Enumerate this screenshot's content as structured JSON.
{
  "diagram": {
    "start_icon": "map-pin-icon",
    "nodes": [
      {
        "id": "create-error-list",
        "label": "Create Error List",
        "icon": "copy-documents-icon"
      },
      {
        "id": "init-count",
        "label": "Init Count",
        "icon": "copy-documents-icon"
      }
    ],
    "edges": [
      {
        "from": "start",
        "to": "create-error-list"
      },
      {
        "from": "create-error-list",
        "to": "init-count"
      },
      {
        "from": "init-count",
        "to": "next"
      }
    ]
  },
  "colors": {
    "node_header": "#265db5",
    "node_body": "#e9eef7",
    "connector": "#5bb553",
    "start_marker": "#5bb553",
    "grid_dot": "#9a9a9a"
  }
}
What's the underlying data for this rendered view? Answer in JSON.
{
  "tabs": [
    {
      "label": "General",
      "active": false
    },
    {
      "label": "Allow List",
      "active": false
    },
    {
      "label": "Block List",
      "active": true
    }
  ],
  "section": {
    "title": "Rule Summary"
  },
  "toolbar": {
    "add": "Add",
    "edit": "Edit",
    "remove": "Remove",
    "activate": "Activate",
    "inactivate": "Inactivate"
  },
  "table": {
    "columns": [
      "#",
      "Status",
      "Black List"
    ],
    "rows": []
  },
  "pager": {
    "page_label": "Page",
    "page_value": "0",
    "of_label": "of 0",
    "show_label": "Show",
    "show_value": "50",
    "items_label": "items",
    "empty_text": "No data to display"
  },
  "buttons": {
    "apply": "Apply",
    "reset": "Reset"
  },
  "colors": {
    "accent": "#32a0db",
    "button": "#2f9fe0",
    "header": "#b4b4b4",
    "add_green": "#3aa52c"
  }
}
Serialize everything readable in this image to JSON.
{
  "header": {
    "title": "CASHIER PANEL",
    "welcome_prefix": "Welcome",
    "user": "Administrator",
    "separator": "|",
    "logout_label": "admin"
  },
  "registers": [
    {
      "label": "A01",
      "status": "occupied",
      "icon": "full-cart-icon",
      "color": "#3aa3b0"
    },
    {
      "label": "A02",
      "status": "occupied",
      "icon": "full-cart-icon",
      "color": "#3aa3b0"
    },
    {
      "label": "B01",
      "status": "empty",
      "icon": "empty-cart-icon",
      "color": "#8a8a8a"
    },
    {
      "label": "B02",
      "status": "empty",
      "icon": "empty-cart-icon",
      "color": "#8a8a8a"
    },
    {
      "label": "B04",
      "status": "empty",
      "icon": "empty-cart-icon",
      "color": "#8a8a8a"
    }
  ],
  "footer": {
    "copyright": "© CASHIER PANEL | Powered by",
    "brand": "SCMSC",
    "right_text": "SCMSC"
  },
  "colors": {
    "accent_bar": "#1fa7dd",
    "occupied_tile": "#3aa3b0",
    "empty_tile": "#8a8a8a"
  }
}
##############################
To do ::
In the records above, how many lines contain the word "CASHIER"? Give the number alone.

Finished task ::
2